Stated problem. Can you quote the records below in full, word for word?

Task data.
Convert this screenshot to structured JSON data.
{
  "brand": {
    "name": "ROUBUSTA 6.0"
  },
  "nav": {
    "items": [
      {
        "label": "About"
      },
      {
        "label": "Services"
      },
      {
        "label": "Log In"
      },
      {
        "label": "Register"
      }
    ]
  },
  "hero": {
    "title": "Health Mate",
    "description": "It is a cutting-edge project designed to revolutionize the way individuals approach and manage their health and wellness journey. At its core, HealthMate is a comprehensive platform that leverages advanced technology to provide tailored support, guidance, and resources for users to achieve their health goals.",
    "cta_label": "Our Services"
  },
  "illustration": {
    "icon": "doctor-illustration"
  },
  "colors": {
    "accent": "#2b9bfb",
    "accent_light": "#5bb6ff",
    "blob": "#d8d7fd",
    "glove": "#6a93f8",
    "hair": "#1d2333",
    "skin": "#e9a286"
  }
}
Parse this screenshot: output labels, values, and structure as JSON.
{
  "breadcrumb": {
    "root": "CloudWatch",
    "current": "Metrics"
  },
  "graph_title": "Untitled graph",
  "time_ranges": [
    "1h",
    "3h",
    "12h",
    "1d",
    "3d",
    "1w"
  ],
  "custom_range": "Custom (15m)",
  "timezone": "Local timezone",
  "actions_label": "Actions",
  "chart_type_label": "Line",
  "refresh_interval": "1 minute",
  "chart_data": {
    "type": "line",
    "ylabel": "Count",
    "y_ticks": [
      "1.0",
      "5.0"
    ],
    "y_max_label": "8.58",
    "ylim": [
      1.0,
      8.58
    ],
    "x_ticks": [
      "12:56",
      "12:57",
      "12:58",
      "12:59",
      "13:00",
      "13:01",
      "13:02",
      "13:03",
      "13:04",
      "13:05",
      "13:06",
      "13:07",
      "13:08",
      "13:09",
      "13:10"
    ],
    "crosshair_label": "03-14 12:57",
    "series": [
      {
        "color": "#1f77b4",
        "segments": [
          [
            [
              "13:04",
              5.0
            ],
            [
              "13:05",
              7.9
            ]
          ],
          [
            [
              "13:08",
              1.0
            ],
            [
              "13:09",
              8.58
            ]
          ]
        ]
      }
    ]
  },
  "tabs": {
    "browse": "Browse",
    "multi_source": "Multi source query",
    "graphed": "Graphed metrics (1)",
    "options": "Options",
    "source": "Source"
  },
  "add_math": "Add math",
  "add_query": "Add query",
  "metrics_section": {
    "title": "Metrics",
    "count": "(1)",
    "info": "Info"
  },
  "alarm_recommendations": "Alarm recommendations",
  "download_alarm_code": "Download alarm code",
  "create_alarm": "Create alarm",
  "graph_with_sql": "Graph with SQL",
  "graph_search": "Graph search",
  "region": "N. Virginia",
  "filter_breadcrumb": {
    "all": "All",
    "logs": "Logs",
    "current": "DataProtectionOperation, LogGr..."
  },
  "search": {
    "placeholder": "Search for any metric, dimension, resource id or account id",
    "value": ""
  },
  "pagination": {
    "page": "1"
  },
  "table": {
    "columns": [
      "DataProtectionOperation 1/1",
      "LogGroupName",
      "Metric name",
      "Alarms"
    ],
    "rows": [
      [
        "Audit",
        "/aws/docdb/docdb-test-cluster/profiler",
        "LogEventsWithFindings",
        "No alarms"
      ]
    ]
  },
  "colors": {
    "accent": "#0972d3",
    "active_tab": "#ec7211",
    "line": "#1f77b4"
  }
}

Result below.
Convert this screenshot to structured JSON data.
{
  "brand": {
    "name": "ROUBUSTA 6.0"
  },
  "nav": {
    "items": [
      {
        "label": "About"
      },
      {
        "label": "Services"
      },
      {
        "label": "Log In"
      },
      {
        "label": "Register"
      }
    ]
  },
  "hero": {
    "title": "Health Mate",
    "description": "It is a cutting-edge project designed to revolutionize the way individuals approach and manage their health and wellness journey. At its core, HealthMate is a comprehensive platform that leverages advanced technology to provide tailored support, guidance, and resources for users to achieve their health goals.",
    "cta_label": "Our Services"
  },
  "illustration": {
    "icon": "doctor-illustration"
  },
  "colors": {
    "accent": "#2b9bfb",
    "accent_light": "#5bb6ff",
    "blob": "#d8d7fd",
    "glove": "#6a93f8",
    "hair": "#1d2333",
    "skin": "#e9a286"
  }
}
Parse this screenshot: output labels, values, and structure as JSON.
{
  "breadcrumb": {
    "root": "CloudWatch",
    "current": "Metrics"
  },
  "graph_title": "Untitled graph",
  "time_ranges": [
    "1h",
    "3h",
    "12h",
    "1d",
    "3d",
    "1w"
  ],
  "custom_range": "Custom (15m)",
  "timezone": "Local timezone",
  "actions_label": "Actions",
  "chart_type_label": "Line",
  "refresh_interval": "1 minute",
  "chart_data": {
    "type": "line",
    "ylabel": "Count",
    "y_ticks": [
      "1.0",
      "5.0"
    ],
    "y_max_label": "8.58",
    "ylim": [
      1.0,
      8.58
    ],
    "x_ticks": [
      "12:56",
      "12:57",
      "12:58",
      "12:59",
      "13:00",
      "13:01",
      "13:02",
      "13:03",
      "13:04",
      "13:05",
      "13:06",
      "13:07",
      "13:08",
      "13:09",
      "13:10"
    ],
    "crosshair_label": "03-14 12:57",
    "series": [
      {
        "color": "#1f77b4",
        "segments": [
          [
            [
              "13:04",
              5.0
            ],
            [
              "13:05",
              7.9
            ]
          ],
          [
            [
              "13:08",
              1.0
            ],
            [
              "13:09",
              8.58
            ]
          ]
        ]
      }
    ]
  },
  "tabs": {
    "browse": "Browse",
    "multi_source": "Multi source query",
    "graphed": "Graphed metrics (1)",
    "options": "Options",
    "source": "Source"
  },
  "add_math": "Add math",
  "add_query": "Add query",
  "metrics_section": {
    "title": "Metrics",
    "count": "(1)",
    "info": "Info"
  },
  "alarm_recommendations": "Alarm recommendations",
  "download_alarm_code": "Download alarm code",
  "create_alarm": "Create alarm",
  "graph_with_sql": "Graph with SQL",
  "graph_search": "Graph search",
  "region": "N. Virginia",
  "filter_breadcrumb": {
    "all": "All",
    "logs": "Logs",
    "current": "DataProtectionOperation, LogGr..."
  },
  "search": {
    "placeholder": "Search for any metric, dimension, resource id or account id",
    "value": ""
  },
  "pagination": {
    "page": "1"
  },
  "table": {
    "columns": [
      "DataProtectionOperation 1/1",
      "LogGroupName",
      "Metric name",
      "Alarms"
    ],
    "rows": [
      [
        "Audit",
        "/aws/docdb/docdb-test-cluster/profiler",
        "LogEventsWithFindings",
        "No alarms"
      ]
    ]
  },
  "colors": {
    "accent": "#0972d3",
    "active_tab": "#ec7211",
    "line": "#1f77b4"
  }
}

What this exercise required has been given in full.